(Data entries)
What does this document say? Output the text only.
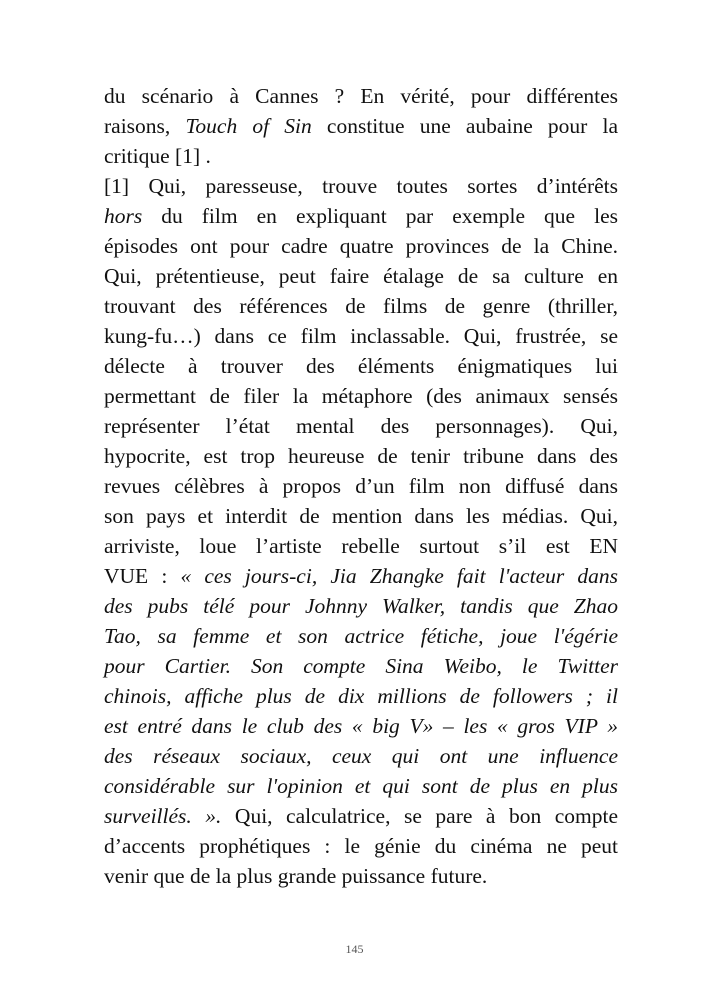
du scénario à Cannes ? En vérité, pour différentes
raisons, Touch of Sin constitue une aubaine pour la
critique [1] .
[1] Qui, paresseuse, trouve toutes sortes d’intérêts
hors du film en expliquant par exemple que les
épisodes ont pour cadre quatre provinces de la Chine.
Qui, prétentieuse, peut faire étalage de sa culture en
trouvant des références de films de genre (thriller,
kung-fu…) dans ce film inclassable. Qui, frustrée, se
délecte à trouver des éléments énigmatiques lui
permettant de filer la métaphore (des animaux sensés
représenter l’état mental des personnages). Qui,
hypocrite, est trop heureuse de tenir tribune dans des
revues célèbres à propos d’un film non diffusé dans
son pays et interdit de mention dans les médias. Qui,
arriviste, loue l’artiste rebelle surtout s’il est EN
VUE : « ces jours-ci, Jia Zhangke fait l'acteur dans
des pubs télé pour Johnny Walker, tandis que Zhao
Tao, sa femme et son actrice fétiche, joue l'égérie
pour Cartier. Son compte Sina Weibo, le Twitter
chinois, affiche plus de dix millions de followers ; il
est entré dans le club des « big V» – les « gros VIP »
des réseaux sociaux, ceux qui ont une influence
considérable sur l'opinion et qui sont de plus en plus
surveillés. ». Qui, calculatrice, se pare à bon compte
d’accents prophétiques : le génie du cinéma ne peut
venir que de la plus grande puissance future.
145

### The exercise
Give back the whole listing as it stands, minus its pictures.

### Solution for this problem
What does this document say? Output the text only.
du scénario à Cannes ? En vérité, pour différentes
raisons, Touch of Sin constitue une aubaine pour la
critique [1] .
[1] Qui, paresseuse, trouve toutes sortes d’intérêts
hors du film en expliquant par exemple que les
épisodes ont pour cadre quatre provinces de la Chine.
Qui, prétentieuse, peut faire étalage de sa culture en
trouvant des références de films de genre (thriller,
kung-fu…) dans ce film inclassable. Qui, frustrée, se
délecte à trouver des éléments énigmatiques lui
permettant de filer la métaphore (des animaux sensés
représenter l’état mental des personnages). Qui,
hypocrite, est trop heureuse de tenir tribune dans des
revues célèbres à propos d’un film non diffusé dans
son pays et interdit de mention dans les médias. Qui,
arriviste, loue l’artiste rebelle surtout s’il est EN
VUE : « ces jours-ci, Jia Zhangke fait l'acteur dans
des pubs télé pour Johnny Walker, tandis que Zhao
Tao, sa femme et son actrice fétiche, joue l'égérie
pour Cartier. Son compte Sina Weibo, le Twitter
chinois, affiche plus de dix millions de followers ; il
est entré dans le club des « big V» – les « gros VIP »
des réseaux sociaux, ceux qui ont une influence
considérable sur l'opinion et qui sont de plus en plus
surveillés. ». Qui, calculatrice, se pare à bon compte
d’accents prophétiques : le génie du cinéma ne peut
venir que de la plus grande puissance future.
145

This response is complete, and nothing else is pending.